═══ Data shown ═══
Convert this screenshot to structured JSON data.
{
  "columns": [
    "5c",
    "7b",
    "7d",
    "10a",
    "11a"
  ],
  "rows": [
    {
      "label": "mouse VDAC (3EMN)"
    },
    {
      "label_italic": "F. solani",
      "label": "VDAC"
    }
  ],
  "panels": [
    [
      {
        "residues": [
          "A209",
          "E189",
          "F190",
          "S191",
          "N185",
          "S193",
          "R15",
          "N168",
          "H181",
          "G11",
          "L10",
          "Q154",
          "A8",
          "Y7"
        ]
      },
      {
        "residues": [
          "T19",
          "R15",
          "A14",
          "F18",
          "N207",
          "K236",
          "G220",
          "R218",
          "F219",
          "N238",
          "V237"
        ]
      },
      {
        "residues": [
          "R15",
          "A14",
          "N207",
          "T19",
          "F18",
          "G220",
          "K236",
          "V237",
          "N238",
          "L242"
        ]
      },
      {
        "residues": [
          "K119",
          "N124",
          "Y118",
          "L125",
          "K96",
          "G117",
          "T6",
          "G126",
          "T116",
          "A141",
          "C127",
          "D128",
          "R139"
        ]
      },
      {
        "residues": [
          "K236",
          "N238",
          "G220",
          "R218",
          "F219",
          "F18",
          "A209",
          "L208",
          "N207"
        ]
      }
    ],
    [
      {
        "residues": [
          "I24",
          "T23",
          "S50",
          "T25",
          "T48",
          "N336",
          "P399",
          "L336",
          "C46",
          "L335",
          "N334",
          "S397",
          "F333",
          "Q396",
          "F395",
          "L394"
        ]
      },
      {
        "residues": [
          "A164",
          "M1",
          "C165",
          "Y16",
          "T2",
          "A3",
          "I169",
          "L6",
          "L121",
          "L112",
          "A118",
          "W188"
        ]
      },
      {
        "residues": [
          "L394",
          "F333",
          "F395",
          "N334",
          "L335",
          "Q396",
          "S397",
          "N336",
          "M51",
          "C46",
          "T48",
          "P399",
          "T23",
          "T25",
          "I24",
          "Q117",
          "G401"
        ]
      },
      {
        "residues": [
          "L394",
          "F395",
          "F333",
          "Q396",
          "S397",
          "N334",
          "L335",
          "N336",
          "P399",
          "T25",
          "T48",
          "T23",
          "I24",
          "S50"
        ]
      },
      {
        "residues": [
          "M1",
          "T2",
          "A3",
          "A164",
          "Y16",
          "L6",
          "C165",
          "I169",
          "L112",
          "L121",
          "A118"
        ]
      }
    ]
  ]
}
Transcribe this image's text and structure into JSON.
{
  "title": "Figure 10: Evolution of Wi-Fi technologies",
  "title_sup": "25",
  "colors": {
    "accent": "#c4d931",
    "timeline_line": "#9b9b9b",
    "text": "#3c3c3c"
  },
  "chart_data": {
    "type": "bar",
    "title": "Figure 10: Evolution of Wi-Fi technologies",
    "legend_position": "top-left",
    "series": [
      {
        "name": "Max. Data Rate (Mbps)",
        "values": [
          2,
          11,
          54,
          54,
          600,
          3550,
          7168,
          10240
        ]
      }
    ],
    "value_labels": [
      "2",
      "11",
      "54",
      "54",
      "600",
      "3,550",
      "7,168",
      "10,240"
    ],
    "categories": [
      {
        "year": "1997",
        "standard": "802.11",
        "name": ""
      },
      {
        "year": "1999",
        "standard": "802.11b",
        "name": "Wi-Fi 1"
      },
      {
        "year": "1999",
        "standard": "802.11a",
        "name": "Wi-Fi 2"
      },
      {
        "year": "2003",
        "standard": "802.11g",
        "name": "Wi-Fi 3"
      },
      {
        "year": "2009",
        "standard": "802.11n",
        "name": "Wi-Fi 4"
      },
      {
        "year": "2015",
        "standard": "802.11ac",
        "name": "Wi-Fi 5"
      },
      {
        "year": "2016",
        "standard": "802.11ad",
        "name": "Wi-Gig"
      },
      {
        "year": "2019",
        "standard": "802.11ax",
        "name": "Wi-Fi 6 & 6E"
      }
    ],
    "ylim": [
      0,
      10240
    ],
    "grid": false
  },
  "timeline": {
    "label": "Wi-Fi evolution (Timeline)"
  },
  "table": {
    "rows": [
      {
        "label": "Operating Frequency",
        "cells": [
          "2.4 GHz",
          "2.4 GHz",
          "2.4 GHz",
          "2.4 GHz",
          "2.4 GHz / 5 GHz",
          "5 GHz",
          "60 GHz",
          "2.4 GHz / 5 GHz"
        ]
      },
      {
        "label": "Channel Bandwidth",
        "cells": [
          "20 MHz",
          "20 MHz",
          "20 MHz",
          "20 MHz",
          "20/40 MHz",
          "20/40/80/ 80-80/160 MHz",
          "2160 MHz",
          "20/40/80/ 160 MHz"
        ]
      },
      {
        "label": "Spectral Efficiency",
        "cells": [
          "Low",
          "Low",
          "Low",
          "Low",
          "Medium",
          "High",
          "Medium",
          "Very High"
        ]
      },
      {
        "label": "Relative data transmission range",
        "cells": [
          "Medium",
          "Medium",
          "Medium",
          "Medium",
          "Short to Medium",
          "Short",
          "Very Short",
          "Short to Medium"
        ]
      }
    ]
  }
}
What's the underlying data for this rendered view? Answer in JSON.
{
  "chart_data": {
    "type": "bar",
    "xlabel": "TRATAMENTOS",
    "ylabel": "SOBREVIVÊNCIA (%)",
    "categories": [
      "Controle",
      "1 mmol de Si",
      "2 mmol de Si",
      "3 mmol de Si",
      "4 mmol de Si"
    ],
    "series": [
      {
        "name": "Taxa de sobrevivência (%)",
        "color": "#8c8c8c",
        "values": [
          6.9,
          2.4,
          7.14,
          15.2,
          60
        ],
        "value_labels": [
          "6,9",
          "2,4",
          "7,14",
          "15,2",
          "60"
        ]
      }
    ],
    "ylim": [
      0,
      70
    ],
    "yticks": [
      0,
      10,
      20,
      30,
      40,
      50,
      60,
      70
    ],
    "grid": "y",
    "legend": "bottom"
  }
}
═══
Requirements: Repeat the listing in full, keeping every line exactly as it is.

Solution to this problem:
Convert this screenshot to structured JSON data.
{
  "columns": [
    "5c",
    "7b",
    "7d",
    "10a",
    "11a"
  ],
  "rows": [
    {
      "label": "mouse VDAC (3EMN)"
    },
    {
      "label_italic": "F. solani",
      "label": "VDAC"
    }
  ],
  "panels": [
    [
      {
        "residues": [
          "A209",
          "E189",
          "F190",
          "S191",
          "N185",
          "S193",
          "R15",
          "N168",
          "H181",
          "G11",
          "L10",
          "Q154",
          "A8",
          "Y7"
        ]
      },
      {
        "residues": [
          "T19",
          "R15",
          "A14",
          "F18",
          "N207",
          "K236",
          "G220",
          "R218",
          "F219",
          "N238",
          "V237"
        ]
      },
      {
        "residues": [
          "R15",
          "A14",
          "N207",
          "T19",
          "F18",
          "G220",
          "K236",
          "V237",
          "N238",
          "L242"
        ]
      },
      {
        "residues": [
          "K119",
          "N124",
          "Y118",
          "L125",
          "K96",
          "G117",
          "T6",
          "G126",
          "T116",
          "A141",
          "C127",
          "D128",
          "R139"
        ]
      },
      {
        "residues": [
          "K236",
          "N238",
          "G220",
          "R218",
          "F219",
          "F18",
          "A209",
          "L208",
          "N207"
        ]
      }
    ],
    [
      {
        "residues": [
          "I24",
          "T23",
          "S50",
          "T25",
          "T48",
          "N336",
          "P399",
          "L336",
          "C46",
          "L335",
          "N334",
          "S397",
          "F333",
          "Q396",
          "F395",
          "L394"
        ]
      },
      {
        "residues": [
          "A164",
          "M1",
          "C165",
          "Y16",
          "T2",
          "A3",
          "I169",
          "L6",
          "L121",
          "L112",
          "A118",
          "W188"
        ]
      },
      {
        "residues": [
          "L394",
          "F333",
          "F395",
          "N334",
          "L335",
          "Q396",
          "S397",
          "N336",
          "M51",
          "C46",
          "T48",
          "P399",
          "T23",
          "T25",
          "I24",
          "Q117",
          "G401"
        ]
      },
      {
        "residues": [
          "L394",
          "F395",
          "F333",
          "Q396",
          "S397",
          "N334",
          "L335",
          "N336",
          "P399",
          "T25",
          "T48",
          "T23",
          "I24",
          "S50"
        ]
      },
      {
        "residues": [
          "M1",
          "T2",
          "A3",
          "A164",
          "Y16",
          "L6",
          "C165",
          "I169",
          "L112",
          "L121",
          "A118"
        ]
      }
    ]
  ]
}
Transcribe this image's text and structure into JSON.
{
  "title": "Figure 10: Evolution of Wi-Fi technologies",
  "title_sup": "25",
  "colors": {
    "accent": "#c4d931",
    "timeline_line": "#9b9b9b",
    "text": "#3c3c3c"
  },
  "chart_data": {
    "type": "bar",
    "title": "Figure 10: Evolution of Wi-Fi technologies",
    "legend_position": "top-left",
    "series": [
      {
        "name": "Max. Data Rate (Mbps)",
        "values": [
          2,
          11,
          54,
          54,
          600,
          3550,
          7168,
          10240
        ]
      }
    ],
    "value_labels": [
      "2",
      "11",
      "54",
      "54",
      "600",
      "3,550",
      "7,168",
      "10,240"
    ],
    "categories": [
      {
        "year": "1997",
        "standard": "802.11",
        "name": ""
      },
      {
        "year": "1999",
        "standard": "802.11b",
        "name": "Wi-Fi 1"
      },
      {
        "year": "1999",
        "standard": "802.11a",
        "name": "Wi-Fi 2"
      },
      {
        "year": "2003",
        "standard": "802.11g",
        "name": "Wi-Fi 3"
      },
      {
        "year": "2009",
        "standard": "802.11n",
        "name": "Wi-Fi 4"
      },
      {
        "year": "2015",
        "standard": "802.11ac",
        "name": "Wi-Fi 5"
      },
      {
        "year": "2016",
        "standard": "802.11ad",
        "name": "Wi-Gig"
      },
      {
        "year": "2019",
        "standard": "802.11ax",
        "name": "Wi-Fi 6 & 6E"
      }
    ],
    "ylim": [
      0,
      10240
    ],
    "grid": false
  },
  "timeline": {
    "label": "Wi-Fi evolution (Timeline)"
  },
  "table": {
    "rows": [
      {
        "label": "Operating Frequency",
        "cells": [
          "2.4 GHz",
          "2.4 GHz",
          "2.4 GHz",
          "2.4 GHz",
          "2.4 GHz / 5 GHz",
          "5 GHz",
          "60 GHz",
          "2.4 GHz / 5 GHz"
        ]
      },
      {
        "label": "Channel Bandwidth",
        "cells": [
          "20 MHz",
          "20 MHz",
          "20 MHz",
          "20 MHz",
          "20/40 MHz",
          "20/40/80/ 80-80/160 MHz",
          "2160 MHz",
          "20/40/80/ 160 MHz"
        ]
      },
      {
        "label": "Spectral Efficiency",
        "cells": [
          "Low",
          "Low",
          "Low",
          "Low",
          "Medium",
          "High",
          "Medium",
          "Very High"
        ]
      },
      {
        "label": "Relative data transmission range",
        "cells": [
          "Medium",
          "Medium",
          "Medium",
          "Medium",
          "Short to Medium",
          "Short",
          "Very Short",
          "Short to Medium"
        ]
      }
    ]
  }
}
What's the underlying data for this rendered view? Answer in JSON.
{
  "chart_data": {
    "type": "bar",
    "xlabel": "TRATAMENTOS",
    "ylabel": "SOBREVIVÊNCIA (%)",
    "categories": [
      "Controle",
      "1 mmol de Si",
      "2 mmol de Si",
      "3 mmol de Si",
      "4 mmol de Si"
    ],
    "series": [
      {
        "name": "Taxa de sobrevivência (%)",
        "color": "#8c8c8c",
        "values": [
          6.9,
          2.4,
          7.14,
          15.2,
          60
        ],
        "value_labels": [
          "6,9",
          "2,4",
          "7,14",
          "15,2",
          "60"
        ]
      }
    ],
    "ylim": [
      0,
      70
    ],
    "yticks": [
      0,
      10,
      20,
      30,
      40,
      50,
      60,
      70
    ],
    "grid": "y",
    "legend": "bottom"
  }
}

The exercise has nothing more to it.